** START EXTRACTED DATA **

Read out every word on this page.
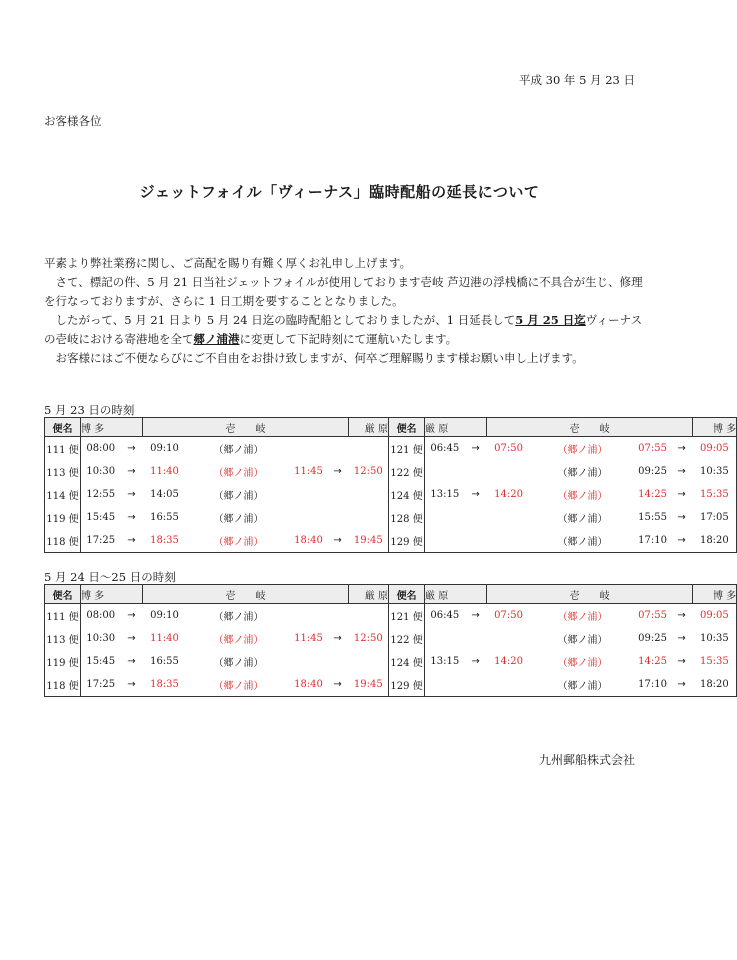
平成 30 年 5 月 23 日
お客様各位
ジェットフォイル「ヴィーナス」臨時配船の延長について

平素より弊社業務に関し、ご高配を賜り有難く厚くお礼申し上げます。

さて、標記の件、5 月 21 日当社ジェットフォイルが使用しております壱岐 芦辺港の浮桟橋に不具合が生じ、修理を行なっておりますが、さらに 1 日工期を要することとなりました。

したがって、5 月 21 日より 5 月 24 日迄の臨時配船としておりましたが、1 日延長して5 月 25 日迄ヴィーナスの壱岐における寄港地を全て郷ノ浦港に変更して下記時刻にて運航いたします。

お客様にはご不便ならびにご不自由をお掛け致しますが、何卒ご理解賜ります様お願い申し上げます。

5 月 23 日の時刻
便名	博 多		壱　　岐				厳 原	便名	厳 原		壱　　岐				博 多
111 便	08:00	→	09:10	（郷ノ浦）				121 便	06:45	→	07:50	（郷ノ浦）	07:55	→	09:05
113 便	10:30	→	11:40	（郷ノ浦）	11:45	→	12:50	122 便				（郷ノ浦）	09:25	→	10:35
114 便	12:55	→	14:05	（郷ノ浦）				124 便	13:15	→	14:20	（郷ノ浦）	14:25	→	15:35
119 便	15:45	→	16:55	（郷ノ浦）				128 便				（郷ノ浦）	15:55	→	17:05
118 便	17:25	→	18:35	（郷ノ浦）	18:40	→	19:45	129 便				（郷ノ浦）	17:10	→	18:20
5 月 24 日～25 日の時刻
便名	博 多		壱　　岐				厳 原	便名	厳 原		壱　　岐				博 多
111 便	08:00	→	09:10	（郷ノ浦）				121 便	06:45	→	07:50	（郷ノ浦）	07:55	→	09:05
113 便	10:30	→	11:40	（郷ノ浦）	11:45	→	12:50	122 便				（郷ノ浦）	09:25	→	10:35
119 便	15:45	→	16:55	（郷ノ浦）				124 便	13:15	→	14:20	（郷ノ浦）	14:25	→	15:35
118 便	17:25	→	18:35	（郷ノ浦）	18:40	→	19:45	129 便				（郷ノ浦）	17:10	→	18:20
九州郵船株式会社
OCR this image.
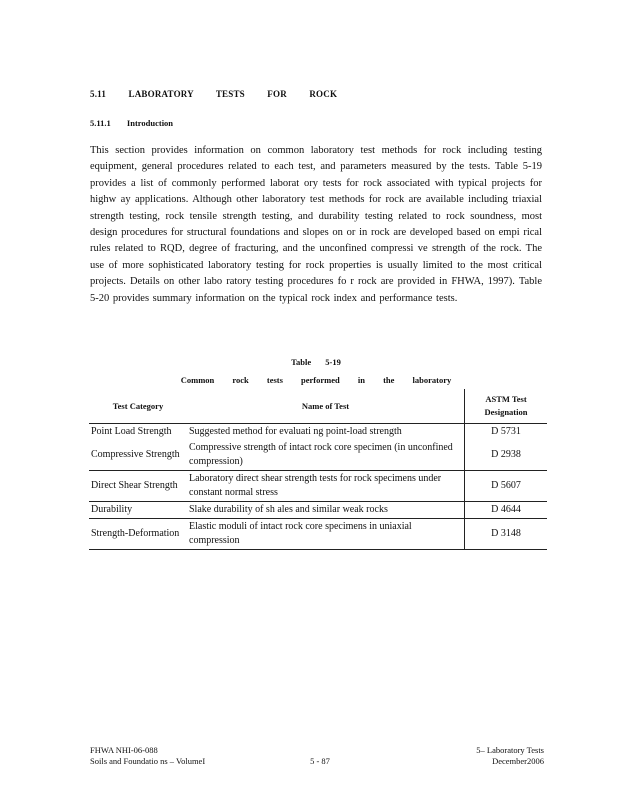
5.11 LABORATORY TESTS FOR ROCK
5.11.1 Introduction

This section provides information on common laboratory test methods for rock including testing equipment, general procedures related to each test, and parameters measured by the tests. Table 5-19 provides a list of commonly performed laborat ory tests for rock associated with typical projects for highw ay applications. Although other laboratory test methods for rock are available including triaxial strength testing, rock tensile strength testing, and durability testing related to rock soundness, most design procedures for structural foundations and slopes on or in rock are developed based on empi rical rules related to RQD, degree of fracturing, and the unconfined compressi ve strength of the rock. The use of more sophisticated laboratory testing for rock properties is usually limited to the most critical projects. Details on other labo ratory testing procedures fo r rock are provided in FHWA, 1997). Table 5-20 provides summary information on the typical rock index and performance tests.

Table 5-19
Common rock tests performed in the laboratory
Test Category	Name of Test	ASTM Test Designation
Point Load Strength	Suggested method for evaluati ng point-load strength	D 5731
Compressive Strength	Compressive strength of intact rock core specimen (in unconfined compression)	D 2938
Direct Shear Strength	Laboratory direct shear strength tests for rock specimens under constant normal stress	D 5607
Durability	Slake durability of sh ales and similar weak rocks	D 4644
Strength-Deformation	Elastic moduli of intact rock core specimens in uniaxial compression	D 3148
FHWA NHI-06-088
Soils and Foundatio ns – VolumeI	5 - 87
5– Laboratory Tests
December2006
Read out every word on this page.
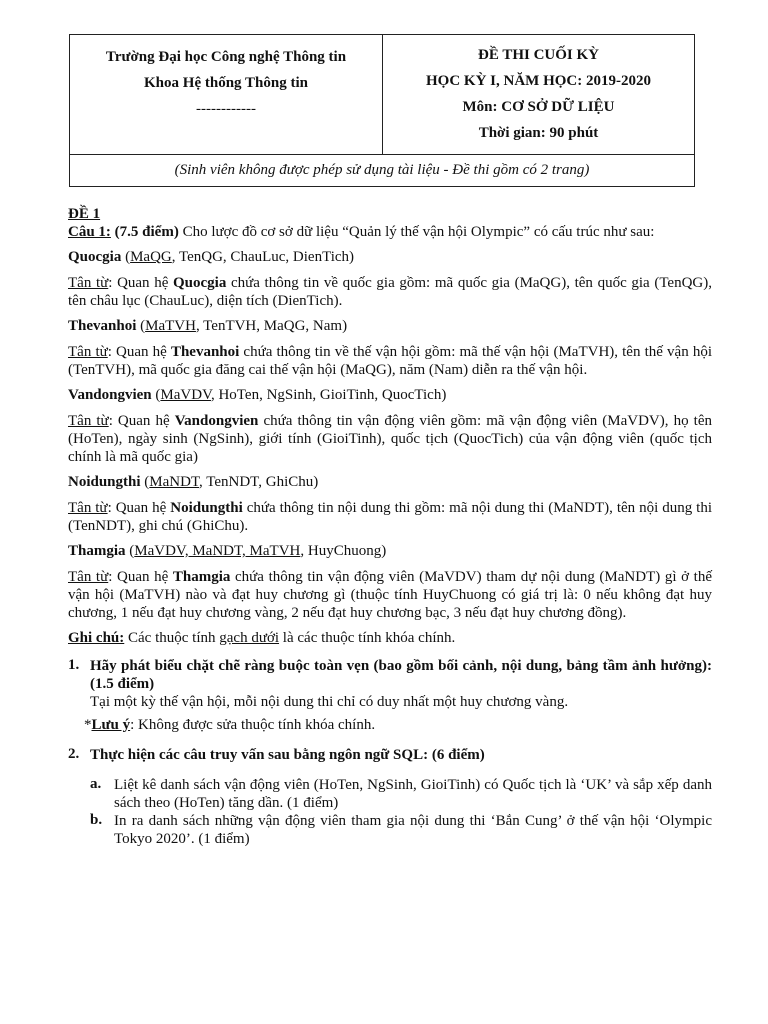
Trường Đại học Công nghệ Thông tin
Khoa Hệ thống Thông tin
------------
ĐỀ THI CUỐI KỲ
HỌC KỲ I, NĂM HỌC: 2019-2020
Môn: CƠ SỞ DỮ LIỆU
Thời gian: 90 phút
(Sinh viên không được phép sử dụng tài liệu - Đề thi gồm có 2 trang)
ĐỀ 1

Câu 1: (7.5 điểm) Cho lược đồ cơ sở dữ liệu “Quản lý thế vận hội Olympic” có cấu trúc như sau:

Quocgia (MaQG, TenQG, ChauLuc, DienTich)

Tân từ: Quan hệ Quocgia chứa thông tin về quốc gia gồm: mã quốc gia (MaQG), tên quốc gia (TenQG), tên châu lục (ChauLuc), diện tích (DienTich).

Thevanhoi (MaTVH, TenTVH, MaQG, Nam)

Tân từ: Quan hệ Thevanhoi chứa thông tin về thế vận hội gồm: mã thế vận hội (MaTVH), tên thế vận hội (TenTVH), mã quốc gia đăng cai thế vận hội (MaQG), năm (Nam) diễn ra thế vận hội.

Vandongvien (MaVDV, HoTen, NgSinh, GioiTinh, QuocTich)

Tân từ: Quan hệ Vandongvien chứa thông tin vận động viên gồm: mã vận động viên (MaVDV), họ tên (HoTen), ngày sinh (NgSinh), giới tính (GioiTinh), quốc tịch (QuocTich) của vận động viên (quốc tịch chính là mã quốc gia)

Noidungthi (MaNDT, TenNDT, GhiChu)

Tân từ: Quan hệ Noidungthi chứa thông tin nội dung thi gồm: mã nội dung thi (MaNDT), tên nội dung thi (TenNDT), ghi chú (GhiChu).

Thamgia (MaVDV, MaNDT, MaTVH, HuyChuong)

Tân từ: Quan hệ Thamgia chứa thông tin vận động viên (MaVDV) tham dự nội dung (MaNDT) gì ở thế vận hội (MaTVH) nào và đạt huy chương gì (thuộc tính HuyChuong có giá trị là: 0 nếu không đạt huy chương, 1 nếu đạt huy chương vàng, 2 nếu đạt huy chương bạc, 3 nếu đạt huy chương đồng).

Ghi chú: Các thuộc tính gạch dưới là các thuộc tính khóa chính.

1. Hãy phát biểu chặt chẽ ràng buộc toàn vẹn (bao gồm bối cảnh, nội dung, bảng tầm ảnh hưởng): (1.5 điểm)
Tại một kỳ thế vận hội, mỗi nội dung thi chỉ có duy nhất một huy chương vàng.
*Lưu ý: Không được sửa thuộc tính khóa chính.
2. Thực hiện các câu truy vấn sau bằng ngôn ngữ SQL: (6 điểm)
a. Liệt kê danh sách vận động viên (HoTen, NgSinh, GioiTinh) có Quốc tịch là ‘UK’ và sắp xếp danh sách theo (HoTen) tăng dần. (1 điểm)
b. In ra danh sách những vận động viên tham gia nội dung thi ‘Bắn Cung’ ở thế vận hội ‘Olympic Tokyo 2020’. (1 điểm)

** END EXTRACTED DATA **

(WHAT TO PRODUCE): Copy all lines from the listing that contain "Quocgia".

(EXPECTED OUTPUT):
Quocgia (MaQG, TenQG, ChauLuc, DienTich)
Tân từ: Quan hệ Quocgia chứa thông tin về quốc gia gồm: mã quốc gia (MaQG), tên quốc gia (TenQG), tên châu lục (ChauLuc), diện tích (DienTich).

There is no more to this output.